Instruction: How many lines in the listing below include the word "Create"? Answer with the number and nothing else.

Input material:
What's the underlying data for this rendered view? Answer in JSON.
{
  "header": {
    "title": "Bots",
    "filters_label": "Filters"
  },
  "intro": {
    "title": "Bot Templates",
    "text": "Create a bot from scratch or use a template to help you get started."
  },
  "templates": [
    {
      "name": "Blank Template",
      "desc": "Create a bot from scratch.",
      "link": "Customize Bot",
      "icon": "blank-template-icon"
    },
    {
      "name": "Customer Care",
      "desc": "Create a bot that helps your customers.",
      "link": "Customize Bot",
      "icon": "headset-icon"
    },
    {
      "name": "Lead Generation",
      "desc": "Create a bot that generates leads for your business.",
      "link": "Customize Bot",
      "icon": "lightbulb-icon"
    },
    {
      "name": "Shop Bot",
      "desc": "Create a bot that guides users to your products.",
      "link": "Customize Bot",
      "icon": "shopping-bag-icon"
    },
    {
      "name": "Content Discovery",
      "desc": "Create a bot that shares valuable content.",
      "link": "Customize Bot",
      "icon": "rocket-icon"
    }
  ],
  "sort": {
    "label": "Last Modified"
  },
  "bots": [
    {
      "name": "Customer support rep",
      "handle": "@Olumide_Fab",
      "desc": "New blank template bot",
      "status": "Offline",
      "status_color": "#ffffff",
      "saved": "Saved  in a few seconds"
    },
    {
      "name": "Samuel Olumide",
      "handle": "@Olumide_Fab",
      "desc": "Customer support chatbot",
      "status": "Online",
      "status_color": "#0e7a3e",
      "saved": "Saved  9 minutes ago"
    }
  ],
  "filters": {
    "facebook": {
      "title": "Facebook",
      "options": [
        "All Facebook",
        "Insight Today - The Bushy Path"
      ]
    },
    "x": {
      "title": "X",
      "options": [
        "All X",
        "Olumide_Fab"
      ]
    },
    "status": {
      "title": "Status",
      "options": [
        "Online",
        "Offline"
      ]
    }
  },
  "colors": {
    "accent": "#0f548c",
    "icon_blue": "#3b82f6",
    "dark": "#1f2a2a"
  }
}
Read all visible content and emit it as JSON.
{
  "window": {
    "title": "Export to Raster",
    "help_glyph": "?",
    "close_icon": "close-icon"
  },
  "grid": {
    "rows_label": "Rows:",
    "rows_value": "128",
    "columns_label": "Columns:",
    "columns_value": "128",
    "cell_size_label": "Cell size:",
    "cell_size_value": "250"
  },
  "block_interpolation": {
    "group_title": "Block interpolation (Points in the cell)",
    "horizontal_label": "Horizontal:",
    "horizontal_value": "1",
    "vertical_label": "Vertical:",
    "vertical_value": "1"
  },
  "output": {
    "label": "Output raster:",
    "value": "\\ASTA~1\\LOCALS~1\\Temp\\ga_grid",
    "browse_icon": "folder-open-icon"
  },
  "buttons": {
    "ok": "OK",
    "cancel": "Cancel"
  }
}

Complete response: 6